**DATA LISTING:**
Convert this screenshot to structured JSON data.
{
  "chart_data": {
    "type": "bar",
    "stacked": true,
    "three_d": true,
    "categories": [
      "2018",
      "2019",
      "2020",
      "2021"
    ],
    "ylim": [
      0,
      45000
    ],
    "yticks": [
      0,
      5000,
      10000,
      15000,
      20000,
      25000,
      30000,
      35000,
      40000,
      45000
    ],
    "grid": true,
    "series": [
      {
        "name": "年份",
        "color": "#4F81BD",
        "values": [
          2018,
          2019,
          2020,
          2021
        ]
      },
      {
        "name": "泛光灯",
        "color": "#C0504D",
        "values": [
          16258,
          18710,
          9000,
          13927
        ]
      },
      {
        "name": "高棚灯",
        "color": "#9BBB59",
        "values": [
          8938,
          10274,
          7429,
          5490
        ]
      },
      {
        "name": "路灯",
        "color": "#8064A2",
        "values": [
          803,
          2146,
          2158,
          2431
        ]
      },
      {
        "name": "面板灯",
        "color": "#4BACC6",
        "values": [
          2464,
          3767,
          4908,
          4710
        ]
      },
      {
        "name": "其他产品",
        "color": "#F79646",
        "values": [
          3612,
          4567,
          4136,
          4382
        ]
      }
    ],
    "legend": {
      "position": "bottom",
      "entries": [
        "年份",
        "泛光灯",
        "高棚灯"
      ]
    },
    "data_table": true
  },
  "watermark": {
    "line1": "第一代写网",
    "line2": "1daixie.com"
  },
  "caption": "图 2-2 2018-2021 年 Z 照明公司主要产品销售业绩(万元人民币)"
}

**DIRECTIONS FOR THIS TASK:**
Give back the whole listing, word for word.

**SOLUTION TO THIS TASK:**
Convert this screenshot to structured JSON data.
{
  "chart_data": {
    "type": "bar",
    "stacked": true,
    "three_d": true,
    "categories": [
      "2018",
      "2019",
      "2020",
      "2021"
    ],
    "ylim": [
      0,
      45000
    ],
    "yticks": [
      0,
      5000,
      10000,
      15000,
      20000,
      25000,
      30000,
      35000,
      40000,
      45000
    ],
    "grid": true,
    "series": [
      {
        "name": "年份",
        "color": "#4F81BD",
        "values": [
          2018,
          2019,
          2020,
          2021
        ]
      },
      {
        "name": "泛光灯",
        "color": "#C0504D",
        "values": [
          16258,
          18710,
          9000,
          13927
        ]
      },
      {
        "name": "高棚灯",
        "color": "#9BBB59",
        "values": [
          8938,
          10274,
          7429,
          5490
        ]
      },
      {
        "name": "路灯",
        "color": "#8064A2",
        "values": [
          803,
          2146,
          2158,
          2431
        ]
      },
      {
        "name": "面板灯",
        "color": "#4BACC6",
        "values": [
          2464,
          3767,
          4908,
          4710
        ]
      },
      {
        "name": "其他产品",
        "color": "#F79646",
        "values": [
          3612,
          4567,
          4136,
          4382
        ]
      }
    ],
    "legend": {
      "position": "bottom",
      "entries": [
        "年份",
        "泛光灯",
        "高棚灯"
      ]
    },
    "data_table": true
  },
  "watermark": {
    "line1": "第一代写网",
    "line2": "1daixie.com"
  },
  "caption": "图 2-2 2018-2021 年 Z 照明公司主要产品销售业绩(万元人民币)"
}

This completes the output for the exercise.